━━━━━ Entries ━━━━━

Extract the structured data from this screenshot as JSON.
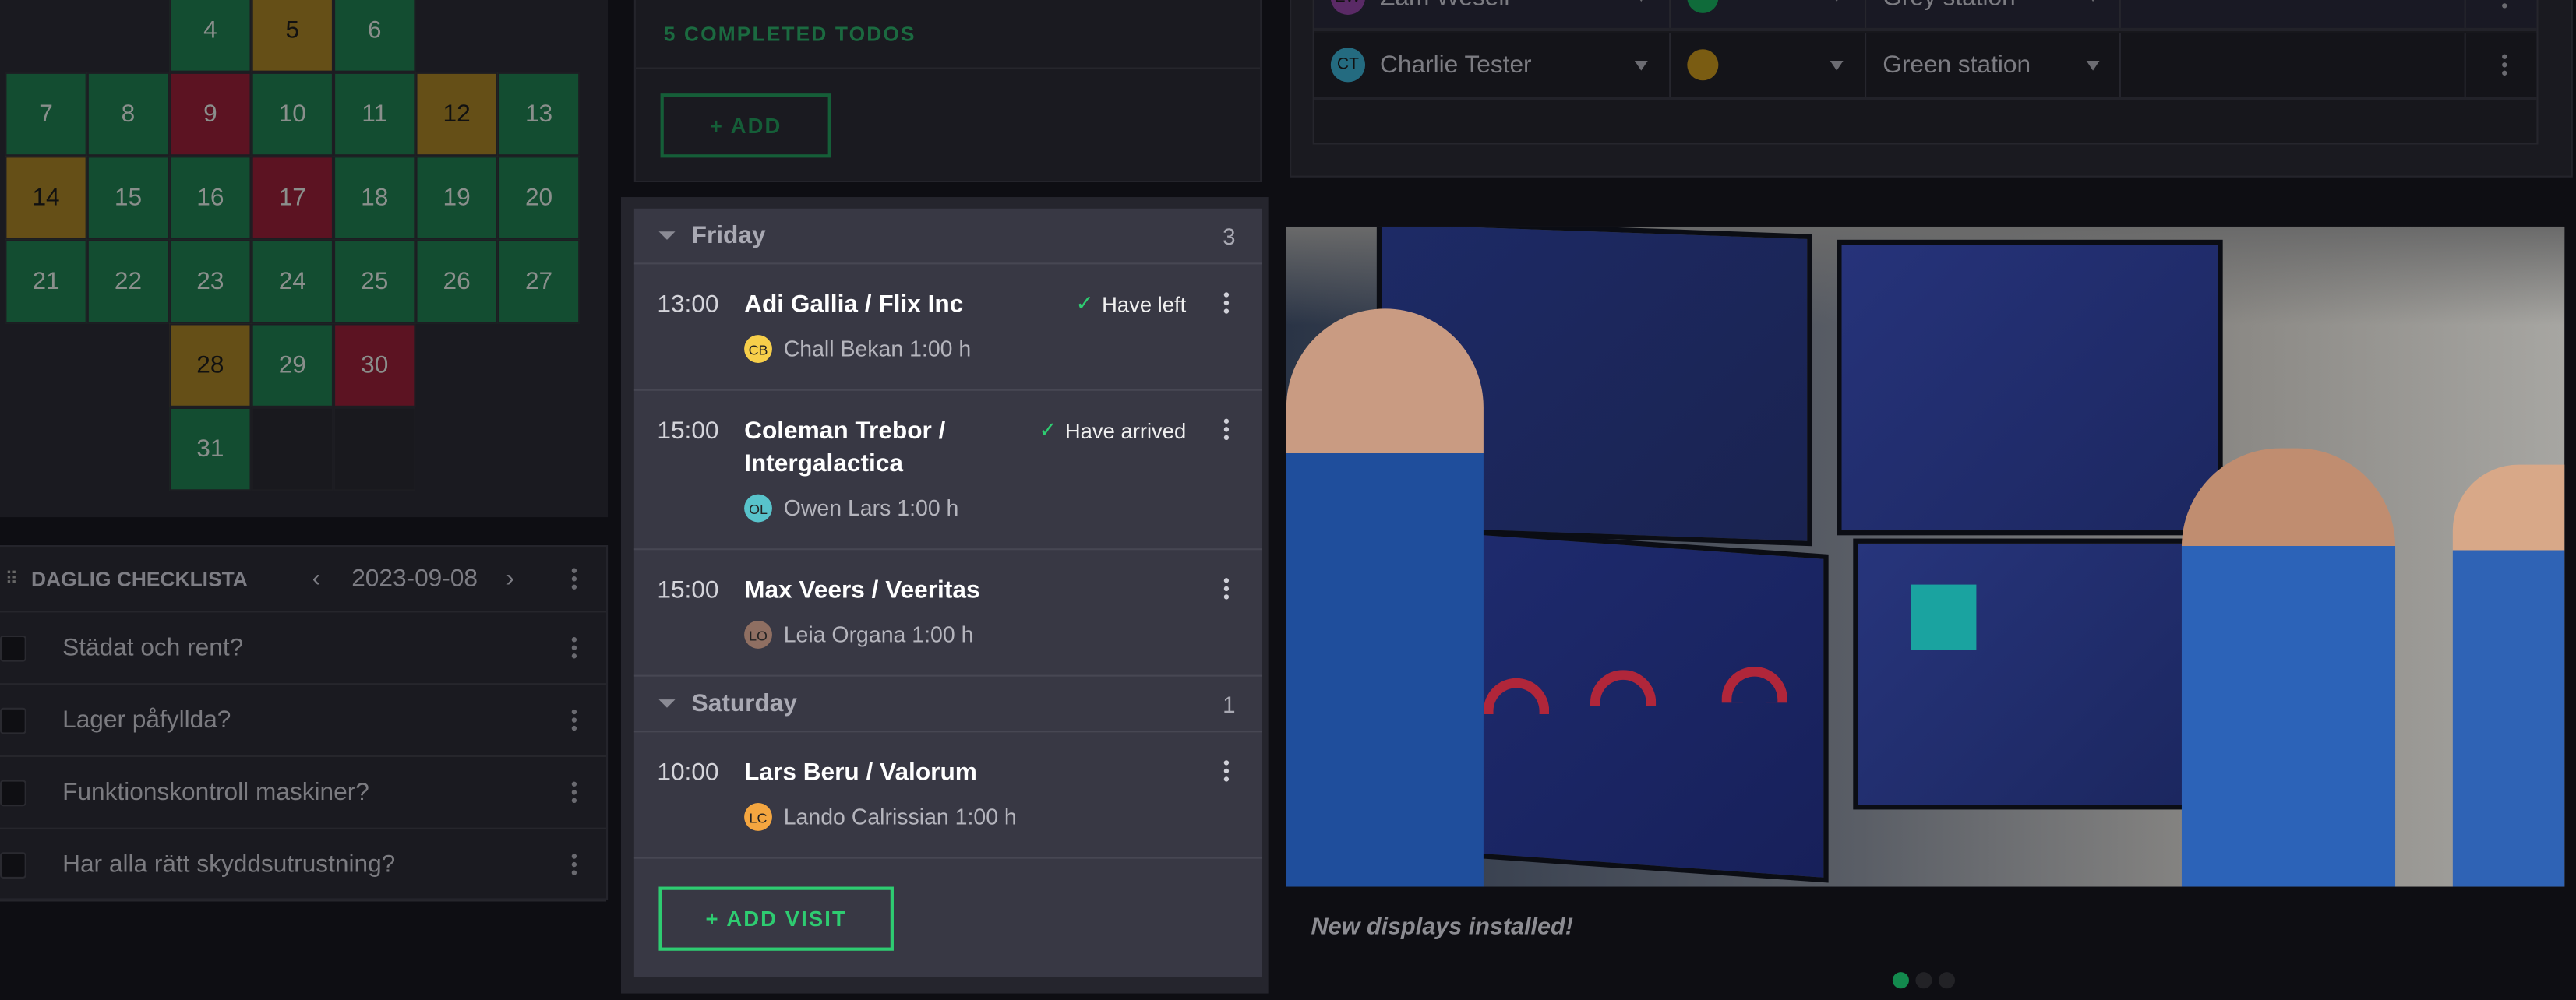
{
  "calendar": {
    "days": [
      {
        "day": "4",
        "status": "green"
      },
      {
        "day": "5",
        "status": "yellow"
      },
      {
        "day": "6",
        "status": "green"
      },
      {
        "day": "7",
        "status": "green"
      },
      {
        "day": "8",
        "status": "green"
      },
      {
        "day": "9",
        "status": "red"
      },
      {
        "day": "10",
        "status": "green"
      },
      {
        "day": "11",
        "status": "green"
      },
      {
        "day": "12",
        "status": "yellow"
      },
      {
        "day": "13",
        "status": "green"
      },
      {
        "day": "14",
        "status": "yellow"
      },
      {
        "day": "15",
        "status": "green"
      },
      {
        "day": "16",
        "status": "green"
      },
      {
        "day": "17",
        "status": "red"
      },
      {
        "day": "18",
        "status": "green"
      },
      {
        "day": "19",
        "status": "green"
      },
      {
        "day": "20",
        "status": "green"
      },
      {
        "day": "21",
        "status": "green"
      },
      {
        "day": "22",
        "status": "green"
      },
      {
        "day": "23",
        "status": "green"
      },
      {
        "day": "24",
        "status": "green"
      },
      {
        "day": "25",
        "status": "green"
      },
      {
        "day": "26",
        "status": "green"
      },
      {
        "day": "27",
        "status": "green"
      },
      {
        "day": "28",
        "status": "yellow"
      },
      {
        "day": "29",
        "status": "green"
      },
      {
        "day": "30",
        "status": "red"
      },
      {
        "day": "31",
        "status": "green"
      }
    ],
    "colors": {
      "green": "#134d31",
      "yellow": "#654f17",
      "red": "#5c1322"
    }
  },
  "checklist": {
    "title": "DAGLIG CHECKLISTA",
    "date": "2023-09-08",
    "items": [
      {
        "label": "Städat och rent?",
        "checked": false
      },
      {
        "label": "Lager påfyllda?",
        "checked": false
      },
      {
        "label": "Funktionskontroll maskiner?",
        "checked": false
      },
      {
        "label": "Har alla rätt skyddsutrustning?",
        "checked": false
      }
    ]
  },
  "todos": {
    "completed_label": "5 COMPLETED TODOS",
    "add_label": "+ ADD"
  },
  "visits": {
    "days": [
      {
        "name": "Friday",
        "count": "3",
        "visits": [
          {
            "time": "13:00",
            "title": "Adi Gallia / Flix Inc",
            "host_initials": "CB",
            "host": "Chall Bekan 1:00 h",
            "host_color": "#f7cf4a",
            "status": "Have left"
          },
          {
            "time": "15:00",
            "title": "Coleman Trebor / Intergalactica",
            "host_initials": "OL",
            "host": "Owen Lars 1:00 h",
            "host_color": "#58c3cb",
            "status": "Have arrived"
          },
          {
            "time": "15:00",
            "title": "Max Veers / Veeritas",
            "host_initials": "LO",
            "host": "Leia Organa 1:00 h",
            "host_color": "#8f6f62",
            "status": ""
          }
        ]
      },
      {
        "name": "Saturday",
        "count": "1",
        "visits": [
          {
            "time": "10:00",
            "title": "Lars Beru / Valorum",
            "host_initials": "LC",
            "host": "Lando Calrissian 1:00 h",
            "host_color": "#f4a640",
            "status": ""
          }
        ]
      }
    ],
    "add_label": "+ ADD VISIT",
    "accent": "#2ecc71"
  },
  "stations": {
    "rows": [
      {
        "initials": "ZW",
        "name": "Zam Wesell",
        "avatar_color": "#5a2a66",
        "status_color": "#0f6b3a",
        "station": "Grey station"
      },
      {
        "initials": "CT",
        "name": "Charlie Tester",
        "avatar_color": "#246b80",
        "status_color": "#7a5c12",
        "station": "Green station"
      }
    ]
  },
  "news": {
    "caption": "New displays installed!",
    "slide_count": 3,
    "active_slide": 1,
    "active_dot_color": "#138a4e"
  }
}
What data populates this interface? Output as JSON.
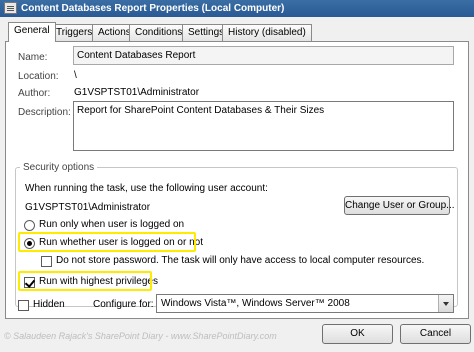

━━━━━

Write the listing above out again exactly, dropping each image.

Extract the structured data from this screenshot as JSON.
{
  "calendar": {
    "days": [
      {
        "day": "4",
        "status": "green"
      },
      {
        "day": "5",
        "status": "yellow"
      },
      {
        "day": "6",
        "status": "green"
      },
      {
        "day": "7",
        "status": "green"
      },
      {
        "day": "8",
        "status": "green"
      },
      {
        "day": "9",
        "status": "red"
      },
      {
        "day": "10",
        "status": "green"
      },
      {
        "day": "11",
        "status": "green"
      },
      {
        "day": "12",
        "status": "yellow"
      },
      {
        "day": "13",
        "status": "green"
      },
      {
        "day": "14",
        "status": "yellow"
      },
      {
        "day": "15",
        "status": "green"
      },
      {
        "day": "16",
        "status": "green"
      },
      {
        "day": "17",
        "status": "red"
      },
      {
        "day": "18",
        "status": "green"
      },
      {
        "day": "19",
        "status": "green"
      },
      {
        "day": "20",
        "status": "green"
      },
      {
        "day": "21",
        "status": "green"
      },
      {
        "day": "22",
        "status": "green"
      },
      {
        "day": "23",
        "status": "green"
      },
      {
        "day": "24",
        "status": "green"
      },
      {
        "day": "25",
        "status": "green"
      },
      {
        "day": "26",
        "status": "green"
      },
      {
        "day": "27",
        "status": "green"
      },
      {
        "day": "28",
        "status": "yellow"
      },
      {
        "day": "29",
        "status": "green"
      },
      {
        "day": "30",
        "status": "red"
      },
      {
        "day": "31",
        "status": "green"
      }
    ],
    "colors": {
      "green": "#134d31",
      "yellow": "#654f17",
      "red": "#5c1322"
    }
  },
  "checklist": {
    "title": "DAGLIG CHECKLISTA",
    "date": "2023-09-08",
    "items": [
      {
        "label": "Städat och rent?",
        "checked": false
      },
      {
        "label": "Lager påfyllda?",
        "checked": false
      },
      {
        "label": "Funktionskontroll maskiner?",
        "checked": false
      },
      {
        "label": "Har alla rätt skyddsutrustning?",
        "checked": false
      }
    ]
  },
  "todos": {
    "completed_label": "5 COMPLETED TODOS",
    "add_label": "+ ADD"
  },
  "visits": {
    "days": [
      {
        "name": "Friday",
        "count": "3",
        "visits": [
          {
            "time": "13:00",
            "title": "Adi Gallia / Flix Inc",
            "host_initials": "CB",
            "host": "Chall Bekan 1:00 h",
            "host_color": "#f7cf4a",
            "status": "Have left"
          },
          {
            "time": "15:00",
            "title": "Coleman Trebor / Intergalactica",
            "host_initials": "OL",
            "host": "Owen Lars 1:00 h",
            "host_color": "#58c3cb",
            "status": "Have arrived"
          },
          {
            "time": "15:00",
            "title": "Max Veers / Veeritas",
            "host_initials": "LO",
            "host": "Leia Organa 1:00 h",
            "host_color": "#8f6f62",
            "status": ""
          }
        ]
      },
      {
        "name": "Saturday",
        "count": "1",
        "visits": [
          {
            "time": "10:00",
            "title": "Lars Beru / Valorum",
            "host_initials": "LC",
            "host": "Lando Calrissian 1:00 h",
            "host_color": "#f4a640",
            "status": ""
          }
        ]
      }
    ],
    "add_label": "+ ADD VISIT",
    "accent": "#2ecc71"
  },
  "stations": {
    "rows": [
      {
        "initials": "ZW",
        "name": "Zam Wesell",
        "avatar_color": "#5a2a66",
        "status_color": "#0f6b3a",
        "station": "Grey station"
      },
      {
        "initials": "CT",
        "name": "Charlie Tester",
        "avatar_color": "#246b80",
        "status_color": "#7a5c12",
        "station": "Green station"
      }
    ]
  },
  "news": {
    "caption": "New displays installed!",
    "slide_count": 3,
    "active_slide": 1,
    "active_dot_color": "#138a4e"
  }
}
What data populates this interface? Output as JSON.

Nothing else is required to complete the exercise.